Task description -> Gather each line containing the string "Lift" from these entries.

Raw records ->

## Start

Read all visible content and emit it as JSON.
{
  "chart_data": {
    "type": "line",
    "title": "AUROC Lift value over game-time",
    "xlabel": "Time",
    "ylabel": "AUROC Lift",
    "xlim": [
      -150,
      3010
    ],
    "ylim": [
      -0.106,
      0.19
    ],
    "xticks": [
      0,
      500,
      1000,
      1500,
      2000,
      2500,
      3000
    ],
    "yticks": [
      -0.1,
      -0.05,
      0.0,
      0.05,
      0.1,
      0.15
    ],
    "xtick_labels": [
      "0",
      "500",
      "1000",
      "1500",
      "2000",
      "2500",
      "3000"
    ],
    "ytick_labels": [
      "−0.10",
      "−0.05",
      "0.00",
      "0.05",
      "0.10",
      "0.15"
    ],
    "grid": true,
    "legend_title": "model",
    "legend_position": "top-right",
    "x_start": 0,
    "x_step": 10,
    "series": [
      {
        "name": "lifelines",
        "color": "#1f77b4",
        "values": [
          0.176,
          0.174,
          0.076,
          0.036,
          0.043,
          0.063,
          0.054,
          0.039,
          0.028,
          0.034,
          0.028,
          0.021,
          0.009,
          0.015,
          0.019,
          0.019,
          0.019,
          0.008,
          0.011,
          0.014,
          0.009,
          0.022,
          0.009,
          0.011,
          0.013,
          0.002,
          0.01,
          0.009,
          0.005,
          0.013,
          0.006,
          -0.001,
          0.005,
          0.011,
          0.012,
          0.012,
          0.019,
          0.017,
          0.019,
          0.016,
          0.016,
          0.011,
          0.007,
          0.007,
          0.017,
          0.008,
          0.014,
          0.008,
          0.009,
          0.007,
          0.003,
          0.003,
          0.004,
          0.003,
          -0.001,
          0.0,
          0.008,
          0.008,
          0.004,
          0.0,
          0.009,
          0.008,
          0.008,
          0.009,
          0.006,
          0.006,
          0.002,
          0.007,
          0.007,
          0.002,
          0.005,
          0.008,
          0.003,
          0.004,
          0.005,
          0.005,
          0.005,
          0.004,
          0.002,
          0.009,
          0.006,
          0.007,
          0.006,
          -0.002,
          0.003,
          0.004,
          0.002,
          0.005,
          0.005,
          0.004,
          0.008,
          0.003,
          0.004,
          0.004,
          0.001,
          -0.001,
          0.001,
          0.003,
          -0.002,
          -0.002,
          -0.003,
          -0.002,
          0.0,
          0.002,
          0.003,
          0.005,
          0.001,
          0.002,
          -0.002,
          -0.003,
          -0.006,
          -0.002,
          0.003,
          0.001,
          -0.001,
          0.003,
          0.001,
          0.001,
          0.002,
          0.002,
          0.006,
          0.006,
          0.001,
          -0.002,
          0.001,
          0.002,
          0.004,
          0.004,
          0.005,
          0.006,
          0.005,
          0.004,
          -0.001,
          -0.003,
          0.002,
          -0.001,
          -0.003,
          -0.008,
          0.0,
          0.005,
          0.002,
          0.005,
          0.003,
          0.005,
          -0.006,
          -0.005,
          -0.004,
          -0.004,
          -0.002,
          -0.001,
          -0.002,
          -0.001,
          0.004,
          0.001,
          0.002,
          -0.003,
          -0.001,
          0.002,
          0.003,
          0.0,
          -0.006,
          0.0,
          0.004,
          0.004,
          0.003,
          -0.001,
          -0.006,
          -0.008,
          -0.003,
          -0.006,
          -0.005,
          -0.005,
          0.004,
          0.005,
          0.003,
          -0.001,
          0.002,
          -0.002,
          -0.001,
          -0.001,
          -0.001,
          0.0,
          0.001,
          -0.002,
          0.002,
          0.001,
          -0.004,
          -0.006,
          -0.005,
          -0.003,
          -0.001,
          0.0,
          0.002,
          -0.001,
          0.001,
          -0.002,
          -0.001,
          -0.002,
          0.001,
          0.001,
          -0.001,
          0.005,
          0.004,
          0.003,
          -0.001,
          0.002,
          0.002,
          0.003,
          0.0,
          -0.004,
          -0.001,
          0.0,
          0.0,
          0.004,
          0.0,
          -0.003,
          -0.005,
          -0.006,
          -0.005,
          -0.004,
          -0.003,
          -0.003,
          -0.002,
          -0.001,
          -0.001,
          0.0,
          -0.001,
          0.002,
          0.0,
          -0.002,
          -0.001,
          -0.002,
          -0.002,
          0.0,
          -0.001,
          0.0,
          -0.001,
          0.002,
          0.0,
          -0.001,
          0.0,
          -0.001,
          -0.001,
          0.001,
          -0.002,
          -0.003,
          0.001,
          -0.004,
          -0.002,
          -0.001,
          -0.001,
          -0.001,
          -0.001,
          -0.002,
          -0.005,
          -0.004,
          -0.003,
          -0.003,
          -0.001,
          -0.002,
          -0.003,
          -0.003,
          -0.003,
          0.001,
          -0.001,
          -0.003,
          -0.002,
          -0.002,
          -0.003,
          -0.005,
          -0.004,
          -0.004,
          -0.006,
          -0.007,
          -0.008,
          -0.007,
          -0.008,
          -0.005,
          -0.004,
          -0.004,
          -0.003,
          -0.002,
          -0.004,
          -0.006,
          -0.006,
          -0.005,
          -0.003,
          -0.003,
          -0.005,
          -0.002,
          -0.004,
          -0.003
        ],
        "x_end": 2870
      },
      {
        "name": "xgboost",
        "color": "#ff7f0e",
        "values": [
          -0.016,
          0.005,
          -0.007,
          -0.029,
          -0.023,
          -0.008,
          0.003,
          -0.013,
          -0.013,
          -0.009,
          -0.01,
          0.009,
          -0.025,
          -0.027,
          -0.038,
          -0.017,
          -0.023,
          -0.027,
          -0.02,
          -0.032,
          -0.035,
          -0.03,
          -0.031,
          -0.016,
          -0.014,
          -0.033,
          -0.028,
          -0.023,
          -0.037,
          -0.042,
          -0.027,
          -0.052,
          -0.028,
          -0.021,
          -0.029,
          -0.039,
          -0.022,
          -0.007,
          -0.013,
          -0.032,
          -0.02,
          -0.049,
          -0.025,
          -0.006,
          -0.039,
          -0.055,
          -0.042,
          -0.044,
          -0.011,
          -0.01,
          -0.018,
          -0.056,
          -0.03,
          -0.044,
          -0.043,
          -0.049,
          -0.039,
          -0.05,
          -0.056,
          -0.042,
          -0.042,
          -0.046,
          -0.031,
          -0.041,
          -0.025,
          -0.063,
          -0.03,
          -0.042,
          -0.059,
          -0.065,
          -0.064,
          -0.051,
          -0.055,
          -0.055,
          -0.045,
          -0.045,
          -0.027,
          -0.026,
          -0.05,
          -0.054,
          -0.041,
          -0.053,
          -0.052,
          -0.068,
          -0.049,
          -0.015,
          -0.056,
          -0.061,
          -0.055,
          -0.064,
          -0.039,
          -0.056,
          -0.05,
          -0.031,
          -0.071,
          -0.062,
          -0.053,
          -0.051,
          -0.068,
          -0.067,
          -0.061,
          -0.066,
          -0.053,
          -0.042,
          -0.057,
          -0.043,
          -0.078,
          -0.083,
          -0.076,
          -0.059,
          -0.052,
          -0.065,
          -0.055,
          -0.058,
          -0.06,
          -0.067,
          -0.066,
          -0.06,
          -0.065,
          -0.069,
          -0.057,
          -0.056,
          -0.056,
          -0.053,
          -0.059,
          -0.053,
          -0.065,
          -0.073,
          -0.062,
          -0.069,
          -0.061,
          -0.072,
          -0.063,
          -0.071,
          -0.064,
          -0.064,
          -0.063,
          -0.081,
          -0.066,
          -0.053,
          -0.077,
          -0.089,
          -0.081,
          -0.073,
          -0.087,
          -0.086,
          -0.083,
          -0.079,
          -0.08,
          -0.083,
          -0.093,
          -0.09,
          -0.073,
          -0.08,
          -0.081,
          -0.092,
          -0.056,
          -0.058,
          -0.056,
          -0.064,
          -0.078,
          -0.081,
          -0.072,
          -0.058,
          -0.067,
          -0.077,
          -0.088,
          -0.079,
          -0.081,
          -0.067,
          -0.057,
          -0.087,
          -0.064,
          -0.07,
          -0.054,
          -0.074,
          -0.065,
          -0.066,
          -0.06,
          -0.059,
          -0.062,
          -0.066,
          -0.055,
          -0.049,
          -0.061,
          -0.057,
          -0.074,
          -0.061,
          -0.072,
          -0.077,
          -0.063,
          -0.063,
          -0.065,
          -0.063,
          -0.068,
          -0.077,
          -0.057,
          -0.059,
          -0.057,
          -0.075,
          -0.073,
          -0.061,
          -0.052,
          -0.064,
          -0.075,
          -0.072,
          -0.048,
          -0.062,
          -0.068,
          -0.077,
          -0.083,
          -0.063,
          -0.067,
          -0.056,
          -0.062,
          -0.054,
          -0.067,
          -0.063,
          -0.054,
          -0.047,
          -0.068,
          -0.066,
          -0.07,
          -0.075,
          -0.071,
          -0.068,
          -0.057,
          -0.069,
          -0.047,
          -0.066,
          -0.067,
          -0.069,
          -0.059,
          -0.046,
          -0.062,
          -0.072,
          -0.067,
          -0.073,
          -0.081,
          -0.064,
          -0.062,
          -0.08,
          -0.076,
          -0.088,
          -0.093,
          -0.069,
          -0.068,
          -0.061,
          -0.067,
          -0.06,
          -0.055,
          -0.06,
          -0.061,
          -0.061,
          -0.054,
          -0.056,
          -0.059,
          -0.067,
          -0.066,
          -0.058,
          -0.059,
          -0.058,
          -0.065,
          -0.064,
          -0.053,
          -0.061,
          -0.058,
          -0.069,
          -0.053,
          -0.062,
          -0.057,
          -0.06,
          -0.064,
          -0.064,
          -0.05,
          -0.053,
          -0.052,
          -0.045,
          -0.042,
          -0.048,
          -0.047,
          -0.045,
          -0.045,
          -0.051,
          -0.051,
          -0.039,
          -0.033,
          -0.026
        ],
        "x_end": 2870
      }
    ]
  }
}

## End

Expected output ->
    "title": "AUROC Lift value over game-time",
    "ylabel": "AUROC Lift",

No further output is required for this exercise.